§ **Your instructions**
Retype the records below line for line, with no changes, and leave out the pictures.
----
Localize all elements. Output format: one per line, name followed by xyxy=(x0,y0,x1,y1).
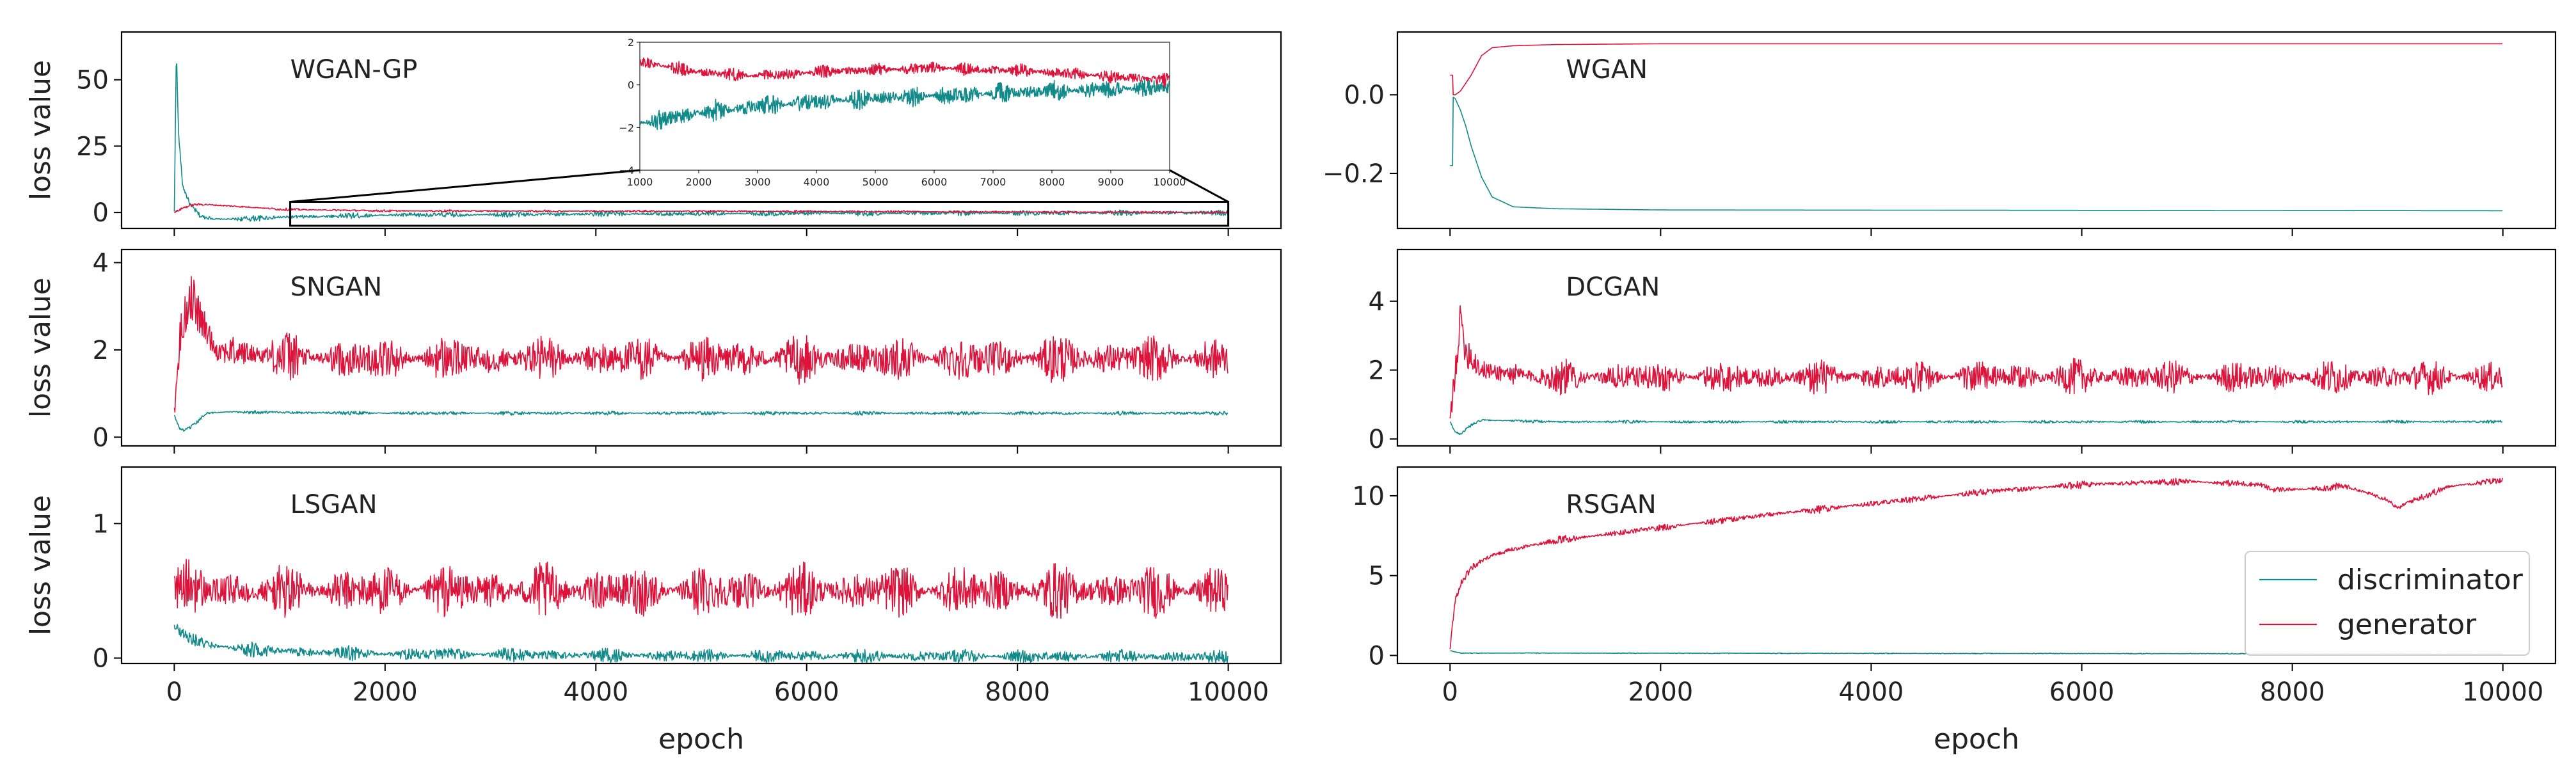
panel-title-label: DCGAN xyxy=(1566,273,1660,302)
y-tick-label: 0 xyxy=(93,198,109,228)
x-tick-label: 4000 xyxy=(1839,678,1904,707)
inset-x-tick-label: 2000 xyxy=(686,176,712,188)
series-line-discriminator xyxy=(173,409,1228,432)
x-tick-label: 8000 xyxy=(2260,678,2325,707)
panel-title-label: WGAN xyxy=(1566,55,1648,84)
panel-title-label: RSGAN xyxy=(1566,490,1656,519)
y-tick-label: 2 xyxy=(93,336,109,365)
y-tick-label: −0.2 xyxy=(1323,159,1385,189)
legend: discriminator generator xyxy=(2245,551,2530,656)
x-tick-label: 10000 xyxy=(2462,678,2543,707)
series-line-generator xyxy=(1450,43,2503,95)
x-tick-label: 2000 xyxy=(1628,678,1693,707)
inset-axes: 1000 2000 3000 4000 5000 6000 7000 8000 9000 1000… xyxy=(619,36,1186,188)
y-tick-label: 0 xyxy=(93,423,109,452)
inset-frame xyxy=(639,42,1170,171)
inset-x-tick-label: 1000 xyxy=(627,176,653,188)
panel-title-label: SNGAN xyxy=(290,273,383,302)
axes-frame xyxy=(1396,466,2557,665)
x-tick-label: 2000 xyxy=(353,678,418,707)
inset-x-tick-label: 8000 xyxy=(1039,176,1065,188)
y-axis-label: loss value xyxy=(24,278,57,418)
series-line-generator xyxy=(173,276,1228,413)
x-tick-label: 0 xyxy=(1442,678,1458,707)
series-line-generator xyxy=(174,203,1228,214)
y-axis-label: loss value xyxy=(24,495,57,635)
series-line-discriminator xyxy=(1449,418,2503,435)
axes-frame xyxy=(120,466,1282,665)
series-line-generator xyxy=(173,559,1228,619)
panel-wgan: 0.0 −0.2 WGAN xyxy=(1323,31,2557,236)
plot-area xyxy=(1450,43,2503,212)
inset-background xyxy=(640,42,1170,170)
axes-frame xyxy=(1396,31,2557,230)
panel-dcgan: 0 2 4 DCGAN xyxy=(1369,248,2557,454)
x-tick-label: 6000 xyxy=(774,678,839,707)
inset-x-tick-label: 5000 xyxy=(863,176,889,188)
zoom-connector-line xyxy=(1169,169,1229,203)
panel-wgan-gp: 0 25 50 loss value WGAN-GP 1000 2000 3000 4000 50… xyxy=(24,31,1282,236)
x-tick-label: 0 xyxy=(166,678,182,707)
y-tick-label: 50 xyxy=(76,66,109,95)
legend-box xyxy=(2245,551,2530,656)
inset-x-tick-label: 7000 xyxy=(980,176,1006,188)
axes-frame xyxy=(1396,248,2557,447)
series-line-generator xyxy=(1449,477,2503,649)
x-tick-label: 10000 xyxy=(1188,678,1269,707)
panel-lsgan: 0 1 0 2000 4000 6000 8000 10000 loss value epoch L… xyxy=(24,466,1282,756)
y-tick-label: 25 xyxy=(76,132,109,161)
inset-y-tick-label: 0 xyxy=(628,79,634,91)
plot-area xyxy=(173,63,1228,222)
y-tick-label: 0 xyxy=(93,644,109,674)
zoom-connector-line xyxy=(290,169,640,203)
x-tick-label: 8000 xyxy=(985,678,1050,707)
zoom-region-box xyxy=(289,201,1230,227)
x-tick-label: 4000 xyxy=(563,678,628,707)
panel-sngan: 0 2 4 loss value SNGAN xyxy=(24,248,1282,454)
panel-title-label: LSGAN xyxy=(290,490,378,519)
inset-x-tick-label: 6000 xyxy=(921,176,948,188)
inset-y-tick-label: 2 xyxy=(628,36,634,49)
x-tick-label: 6000 xyxy=(2049,678,2115,707)
y-tick-label: 5 xyxy=(1369,562,1385,591)
y-axis-label: loss value xyxy=(24,60,57,200)
axes-frame xyxy=(120,31,1282,230)
inset-y-tick-label: −4 xyxy=(619,164,634,177)
y-tick-label: 1 xyxy=(93,509,109,539)
plot-area xyxy=(1449,305,2503,435)
inset-plot-area xyxy=(640,57,1170,131)
inset-y-tick-label: −2 xyxy=(619,122,634,134)
inset-x-tick-label: 3000 xyxy=(745,176,771,188)
y-tick-label: 0 xyxy=(1369,425,1385,454)
axes-frame xyxy=(120,248,1282,447)
y-tick-label: 0.0 xyxy=(1344,81,1385,110)
plot-area xyxy=(173,276,1228,432)
series-line-generator xyxy=(1449,305,2503,419)
plot-area xyxy=(173,559,1228,663)
series-line-discriminator xyxy=(173,624,1228,663)
inset-x-tick-label: 10000 xyxy=(1154,176,1186,188)
y-tick-label: 4 xyxy=(93,248,109,278)
panel-rsgan: 0 5 10 0 2000 4000 6000 8000 10000 epoch RSGAN disc… xyxy=(1352,466,2557,756)
series-line-discriminator xyxy=(1450,97,2503,212)
x-axis-label: epoch xyxy=(658,723,744,756)
panel-title-label: WGAN-GP xyxy=(290,55,418,84)
x-axis-label: epoch xyxy=(1934,723,2019,756)
series-line-discriminator-inset xyxy=(640,76,1170,131)
series-line-generator-inset xyxy=(640,57,1170,88)
legend-label-discriminator: discriminator xyxy=(2337,564,2524,596)
y-tick-label: 10 xyxy=(1352,482,1385,511)
inset-x-tick-label: 9000 xyxy=(1098,176,1124,188)
inset-x-tick-label: 4000 xyxy=(804,176,830,188)
legend-label-generator: generator xyxy=(2337,608,2477,641)
y-tick-label: 2 xyxy=(1369,356,1385,386)
y-tick-label: 4 xyxy=(1369,287,1385,317)
y-tick-label: 0 xyxy=(1369,642,1385,671)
----
§ **Response below**
Localize all elements. Output format: one per line, name followed by xyxy=(x0,y0,x1,y1).
panel-title-label: DCGAN xyxy=(1566,273,1660,302)
y-tick-label: 0 xyxy=(93,198,109,228)
x-tick-label: 4000 xyxy=(1839,678,1904,707)
inset-x-tick-label: 2000 xyxy=(686,176,712,188)
series-line-discriminator xyxy=(173,409,1228,432)
x-tick-label: 8000 xyxy=(2260,678,2325,707)
panel-title-label: WGAN xyxy=(1566,55,1648,84)
panel-title-label: RSGAN xyxy=(1566,490,1656,519)
y-tick-label: 2 xyxy=(93,336,109,365)
y-tick-label: −0.2 xyxy=(1323,159,1385,189)
legend: discriminator generator xyxy=(2245,551,2530,656)
x-tick-label: 10000 xyxy=(2462,678,2543,707)
series-line-generator xyxy=(1450,43,2503,95)
x-tick-label: 2000 xyxy=(1628,678,1693,707)
inset-axes: 1000 2000 3000 4000 5000 6000 7000 8000 9000 1000… xyxy=(619,36,1186,188)
y-tick-label: 0 xyxy=(93,423,109,452)
inset-frame xyxy=(639,42,1170,171)
inset-x-tick-label: 1000 xyxy=(627,176,653,188)
panel-title-label: SNGAN xyxy=(290,273,383,302)
axes-frame xyxy=(1396,466,2557,665)
x-tick-label: 2000 xyxy=(353,678,418,707)
inset-x-tick-label: 8000 xyxy=(1039,176,1065,188)
y-axis-label: loss value xyxy=(24,278,57,418)
series-line-generator xyxy=(173,276,1228,413)
x-tick-label: 0 xyxy=(1442,678,1458,707)
series-line-generator xyxy=(174,203,1228,214)
y-axis-label: loss value xyxy=(24,495,57,635)
series-line-discriminator xyxy=(1449,418,2503,435)
axes-frame xyxy=(120,466,1282,665)
series-line-generator xyxy=(173,559,1228,619)
panel-wgan: 0.0 −0.2 WGAN xyxy=(1323,31,2557,236)
plot-area xyxy=(1450,43,2503,212)
inset-background xyxy=(640,42,1170,170)
axes-frame xyxy=(1396,31,2557,230)
panel-dcgan: 0 2 4 DCGAN xyxy=(1369,248,2557,454)
x-tick-label: 6000 xyxy=(774,678,839,707)
inset-x-tick-label: 5000 xyxy=(863,176,889,188)
zoom-connector-line xyxy=(1169,169,1229,203)
panel-wgan-gp: 0 25 50 loss value WGAN-GP 1000 2000 3000 4000 50… xyxy=(24,31,1282,236)
x-tick-label: 0 xyxy=(166,678,182,707)
y-tick-label: 50 xyxy=(76,66,109,95)
legend-box xyxy=(2245,551,2530,656)
inset-x-tick-label: 7000 xyxy=(980,176,1006,188)
axes-frame xyxy=(1396,248,2557,447)
series-line-generator xyxy=(1449,477,2503,649)
x-tick-label: 10000 xyxy=(1188,678,1269,707)
panel-lsgan: 0 1 0 2000 4000 6000 8000 10000 loss value epoch L… xyxy=(24,466,1282,756)
y-tick-label: 25 xyxy=(76,132,109,161)
inset-y-tick-label: 0 xyxy=(628,79,634,91)
plot-area xyxy=(173,63,1228,222)
y-tick-label: 0 xyxy=(93,644,109,674)
zoom-connector-line xyxy=(290,169,640,203)
x-tick-label: 8000 xyxy=(985,678,1050,707)
zoom-region-box xyxy=(289,201,1230,227)
x-tick-label: 4000 xyxy=(563,678,628,707)
panel-sngan: 0 2 4 loss value SNGAN xyxy=(24,248,1282,454)
panel-title-label: LSGAN xyxy=(290,490,378,519)
inset-x-tick-label: 6000 xyxy=(921,176,948,188)
inset-y-tick-label: 2 xyxy=(628,36,634,49)
x-tick-label: 6000 xyxy=(2049,678,2115,707)
y-tick-label: 5 xyxy=(1369,562,1385,591)
y-axis-label: loss value xyxy=(24,60,57,200)
axes-frame xyxy=(120,31,1282,230)
inset-y-tick-label: −4 xyxy=(619,164,634,177)
y-tick-label: 1 xyxy=(93,509,109,539)
plot-area xyxy=(1449,305,2503,435)
inset-plot-area xyxy=(640,57,1170,131)
inset-y-tick-label: −2 xyxy=(619,122,634,134)
inset-x-tick-label: 3000 xyxy=(745,176,771,188)
y-tick-label: 0 xyxy=(1369,425,1385,454)
axes-frame xyxy=(120,248,1282,447)
y-tick-label: 0.0 xyxy=(1344,81,1385,110)
plot-area xyxy=(173,276,1228,432)
series-line-generator xyxy=(1449,305,2503,419)
plot-area xyxy=(173,559,1228,663)
series-line-discriminator xyxy=(173,624,1228,663)
inset-x-tick-label: 10000 xyxy=(1154,176,1186,188)
y-tick-label: 4 xyxy=(93,248,109,278)
panel-rsgan: 0 5 10 0 2000 4000 6000 8000 10000 epoch RSGAN disc… xyxy=(1352,466,2557,756)
series-line-discriminator xyxy=(1450,97,2503,212)
x-axis-label: epoch xyxy=(658,723,744,756)
panel-title-label: WGAN-GP xyxy=(290,55,418,84)
x-axis-label: epoch xyxy=(1934,723,2019,756)
series-line-discriminator-inset xyxy=(640,76,1170,131)
series-line-generator-inset xyxy=(640,57,1170,88)
legend-label-discriminator: discriminator xyxy=(2337,564,2524,596)
y-tick-label: 10 xyxy=(1352,482,1385,511)
inset-x-tick-label: 9000 xyxy=(1098,176,1124,188)
inset-x-tick-label: 4000 xyxy=(804,176,830,188)
legend-label-generator: generator xyxy=(2337,608,2477,641)
y-tick-label: 2 xyxy=(1369,356,1385,386)
y-tick-label: 4 xyxy=(1369,287,1385,317)
y-tick-label: 0 xyxy=(1369,642,1385,671)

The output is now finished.